▶ EXERCISE DETAILS:
Across the entries below, count the lines in which the word "JSON" occurs. Reply with the count alone.

▶ DATA SHOWN:
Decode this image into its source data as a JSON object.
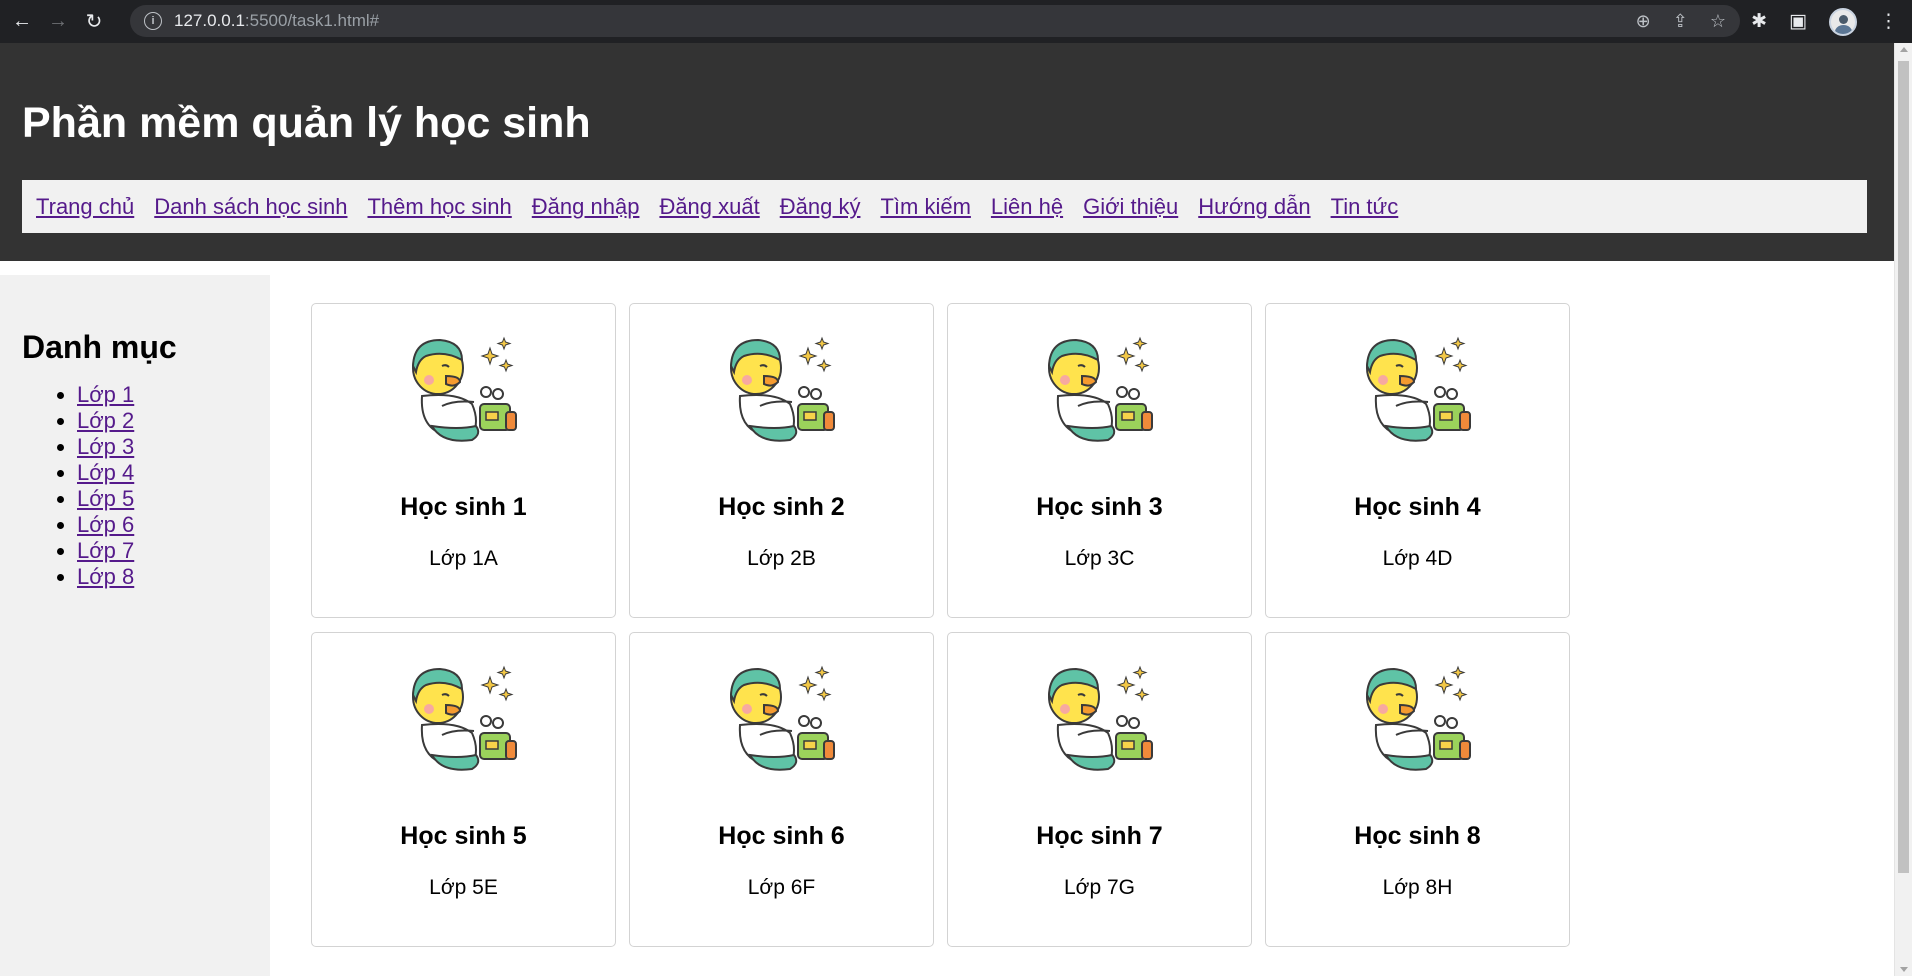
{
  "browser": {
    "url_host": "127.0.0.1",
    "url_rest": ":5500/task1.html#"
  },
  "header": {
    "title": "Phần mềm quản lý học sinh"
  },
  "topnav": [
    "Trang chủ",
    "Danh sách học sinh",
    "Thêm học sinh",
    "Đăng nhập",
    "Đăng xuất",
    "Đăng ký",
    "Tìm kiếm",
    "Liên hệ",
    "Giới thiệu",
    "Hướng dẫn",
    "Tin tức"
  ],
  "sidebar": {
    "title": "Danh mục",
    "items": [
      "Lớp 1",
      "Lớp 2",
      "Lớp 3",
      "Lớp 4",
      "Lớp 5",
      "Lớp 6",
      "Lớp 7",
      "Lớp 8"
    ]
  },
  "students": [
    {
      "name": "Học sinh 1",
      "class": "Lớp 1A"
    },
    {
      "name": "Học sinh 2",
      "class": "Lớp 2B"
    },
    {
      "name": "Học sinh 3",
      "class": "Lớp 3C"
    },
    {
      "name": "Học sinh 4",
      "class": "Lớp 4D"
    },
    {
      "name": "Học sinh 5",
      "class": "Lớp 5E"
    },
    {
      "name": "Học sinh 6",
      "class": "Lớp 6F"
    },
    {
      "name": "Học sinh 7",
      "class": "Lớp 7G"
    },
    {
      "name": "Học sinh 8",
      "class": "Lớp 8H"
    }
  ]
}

--

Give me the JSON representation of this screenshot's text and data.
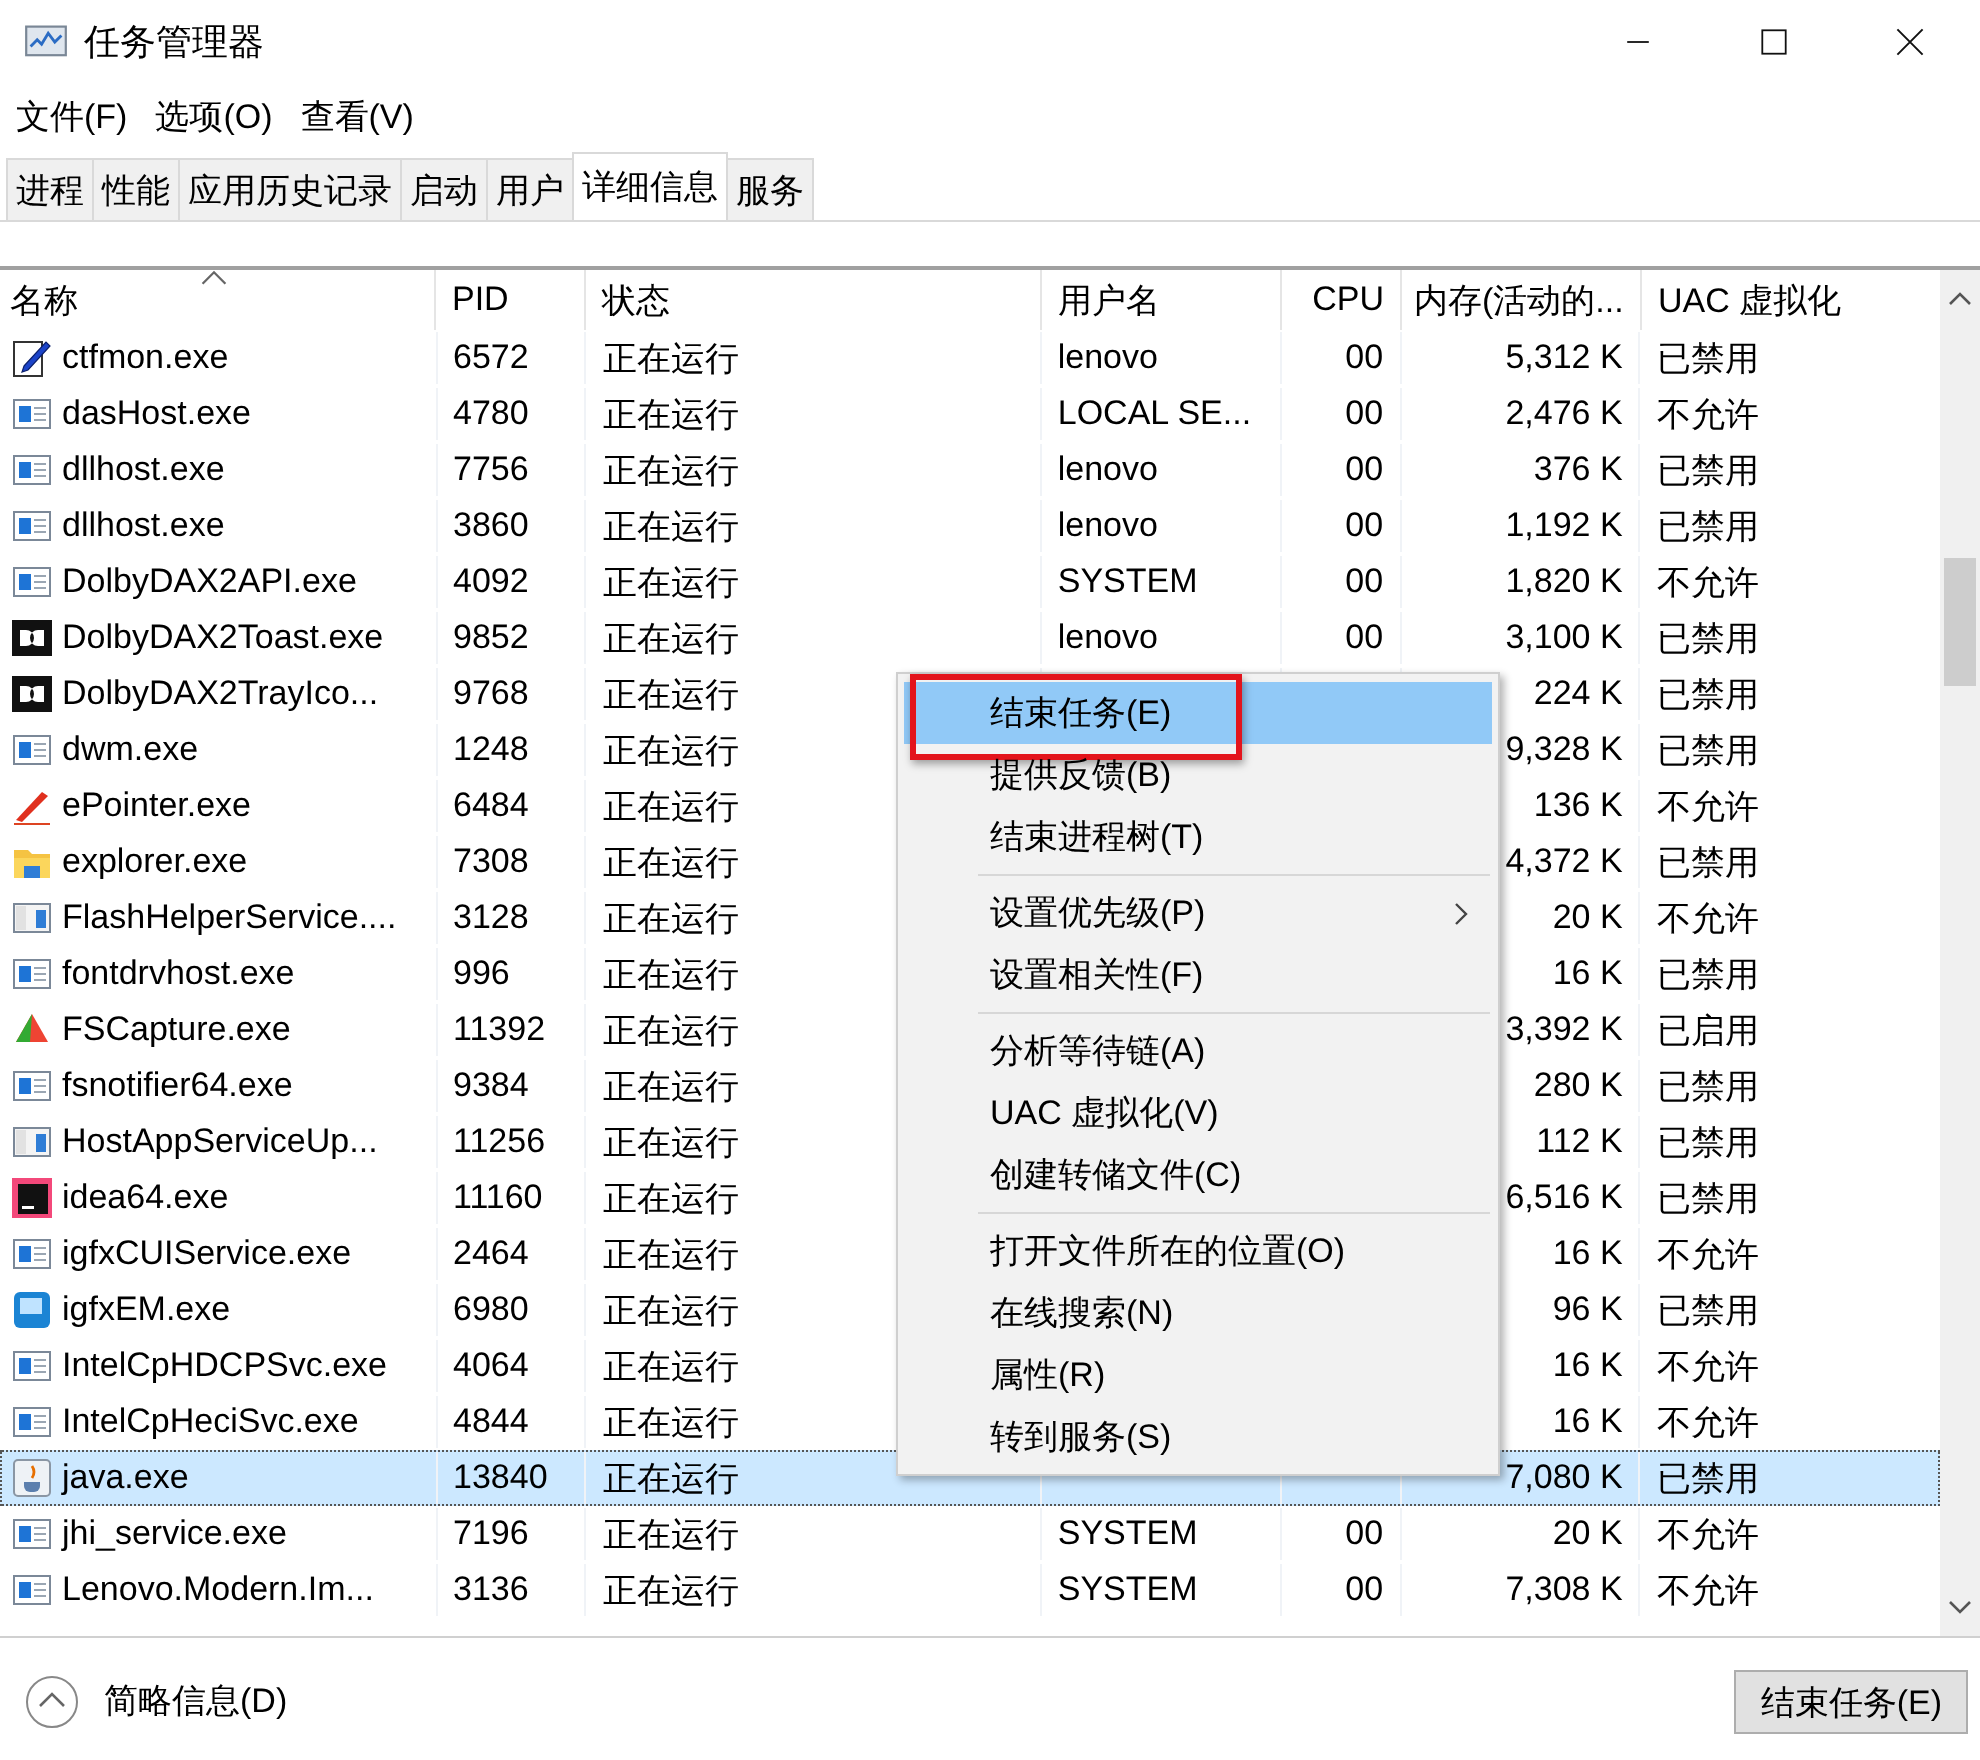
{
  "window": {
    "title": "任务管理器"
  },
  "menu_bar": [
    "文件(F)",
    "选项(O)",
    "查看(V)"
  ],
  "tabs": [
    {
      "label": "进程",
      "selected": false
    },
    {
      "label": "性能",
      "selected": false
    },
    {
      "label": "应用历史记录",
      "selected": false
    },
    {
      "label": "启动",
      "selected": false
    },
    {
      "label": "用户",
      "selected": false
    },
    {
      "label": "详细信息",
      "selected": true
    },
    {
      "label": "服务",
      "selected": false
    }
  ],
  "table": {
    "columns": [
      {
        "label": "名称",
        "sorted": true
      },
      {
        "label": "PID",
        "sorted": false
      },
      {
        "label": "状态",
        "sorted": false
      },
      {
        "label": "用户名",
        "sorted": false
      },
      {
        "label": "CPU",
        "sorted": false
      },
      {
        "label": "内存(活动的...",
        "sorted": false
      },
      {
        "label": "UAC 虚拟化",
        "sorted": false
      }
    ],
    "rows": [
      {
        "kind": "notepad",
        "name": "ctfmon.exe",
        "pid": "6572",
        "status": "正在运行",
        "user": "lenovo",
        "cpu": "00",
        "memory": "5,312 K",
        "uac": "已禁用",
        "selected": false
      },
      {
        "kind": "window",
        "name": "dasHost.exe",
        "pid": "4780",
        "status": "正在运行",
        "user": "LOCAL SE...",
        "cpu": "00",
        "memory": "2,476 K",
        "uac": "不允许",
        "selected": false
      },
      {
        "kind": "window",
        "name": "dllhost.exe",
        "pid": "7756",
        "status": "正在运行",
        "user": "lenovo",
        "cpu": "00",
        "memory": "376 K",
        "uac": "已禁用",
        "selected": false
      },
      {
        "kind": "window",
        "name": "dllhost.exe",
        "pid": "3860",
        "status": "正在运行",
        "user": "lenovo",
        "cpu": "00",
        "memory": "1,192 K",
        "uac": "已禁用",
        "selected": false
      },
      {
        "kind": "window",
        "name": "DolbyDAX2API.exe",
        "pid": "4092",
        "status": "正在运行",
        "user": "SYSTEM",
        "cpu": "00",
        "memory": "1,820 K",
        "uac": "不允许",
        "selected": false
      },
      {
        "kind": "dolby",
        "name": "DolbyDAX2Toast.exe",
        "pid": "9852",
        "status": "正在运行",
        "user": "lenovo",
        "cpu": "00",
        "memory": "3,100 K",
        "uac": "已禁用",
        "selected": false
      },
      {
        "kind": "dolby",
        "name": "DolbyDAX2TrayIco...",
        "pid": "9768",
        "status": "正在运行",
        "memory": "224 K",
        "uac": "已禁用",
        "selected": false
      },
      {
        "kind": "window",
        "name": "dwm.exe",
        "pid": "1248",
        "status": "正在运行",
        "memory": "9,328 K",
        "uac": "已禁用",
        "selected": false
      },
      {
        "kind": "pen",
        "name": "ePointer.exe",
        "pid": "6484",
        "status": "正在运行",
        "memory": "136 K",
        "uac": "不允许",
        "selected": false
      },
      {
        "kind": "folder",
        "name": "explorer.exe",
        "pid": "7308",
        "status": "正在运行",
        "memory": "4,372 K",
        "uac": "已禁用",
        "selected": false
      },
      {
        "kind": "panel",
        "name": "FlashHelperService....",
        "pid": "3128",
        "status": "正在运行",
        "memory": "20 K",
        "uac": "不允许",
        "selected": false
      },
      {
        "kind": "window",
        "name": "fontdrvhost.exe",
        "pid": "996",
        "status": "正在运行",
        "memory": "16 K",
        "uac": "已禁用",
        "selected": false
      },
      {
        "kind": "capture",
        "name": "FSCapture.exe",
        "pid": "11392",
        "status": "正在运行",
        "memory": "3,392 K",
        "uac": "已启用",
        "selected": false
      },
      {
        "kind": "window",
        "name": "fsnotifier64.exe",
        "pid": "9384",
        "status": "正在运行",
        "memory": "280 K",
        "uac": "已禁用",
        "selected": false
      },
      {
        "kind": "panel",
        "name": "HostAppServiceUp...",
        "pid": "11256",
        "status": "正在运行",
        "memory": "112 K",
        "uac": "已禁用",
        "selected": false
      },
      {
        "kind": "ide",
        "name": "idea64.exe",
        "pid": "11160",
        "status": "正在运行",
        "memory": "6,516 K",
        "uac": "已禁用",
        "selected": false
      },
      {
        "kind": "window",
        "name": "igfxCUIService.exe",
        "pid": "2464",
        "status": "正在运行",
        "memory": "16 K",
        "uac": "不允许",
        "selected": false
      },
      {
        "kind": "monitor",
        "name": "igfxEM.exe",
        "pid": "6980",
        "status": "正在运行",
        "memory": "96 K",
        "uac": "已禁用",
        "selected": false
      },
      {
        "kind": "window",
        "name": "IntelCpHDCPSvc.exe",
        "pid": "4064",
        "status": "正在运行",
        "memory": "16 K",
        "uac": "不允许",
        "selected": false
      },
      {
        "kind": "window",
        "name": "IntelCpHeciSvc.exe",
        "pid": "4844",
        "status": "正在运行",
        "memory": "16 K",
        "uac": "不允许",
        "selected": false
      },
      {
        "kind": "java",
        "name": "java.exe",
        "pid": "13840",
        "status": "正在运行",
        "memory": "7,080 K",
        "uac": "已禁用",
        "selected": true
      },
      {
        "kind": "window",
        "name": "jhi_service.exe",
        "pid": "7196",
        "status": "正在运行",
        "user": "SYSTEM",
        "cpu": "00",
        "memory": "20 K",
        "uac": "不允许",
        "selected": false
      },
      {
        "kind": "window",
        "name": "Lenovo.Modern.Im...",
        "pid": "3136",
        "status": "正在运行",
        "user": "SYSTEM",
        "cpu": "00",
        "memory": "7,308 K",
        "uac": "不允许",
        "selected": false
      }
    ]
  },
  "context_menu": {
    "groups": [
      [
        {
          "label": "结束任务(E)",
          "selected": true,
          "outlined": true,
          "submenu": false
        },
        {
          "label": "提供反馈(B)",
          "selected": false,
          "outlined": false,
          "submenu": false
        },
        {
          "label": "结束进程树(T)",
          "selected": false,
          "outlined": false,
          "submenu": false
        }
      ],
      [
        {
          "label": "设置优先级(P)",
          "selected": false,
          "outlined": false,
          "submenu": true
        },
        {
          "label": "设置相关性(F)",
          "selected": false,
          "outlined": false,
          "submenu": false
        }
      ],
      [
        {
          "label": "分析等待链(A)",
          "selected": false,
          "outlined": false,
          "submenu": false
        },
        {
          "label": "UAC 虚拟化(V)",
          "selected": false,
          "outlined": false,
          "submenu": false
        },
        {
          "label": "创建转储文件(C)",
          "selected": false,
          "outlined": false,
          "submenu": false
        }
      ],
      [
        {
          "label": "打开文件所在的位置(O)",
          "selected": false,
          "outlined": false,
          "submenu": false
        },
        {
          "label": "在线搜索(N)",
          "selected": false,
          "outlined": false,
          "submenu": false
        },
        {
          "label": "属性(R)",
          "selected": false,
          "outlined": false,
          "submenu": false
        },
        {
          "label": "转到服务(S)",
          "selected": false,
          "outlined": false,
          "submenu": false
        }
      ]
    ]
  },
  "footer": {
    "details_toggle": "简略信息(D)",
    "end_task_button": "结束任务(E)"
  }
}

▶ OUTPUT FOR THIS TASK:
2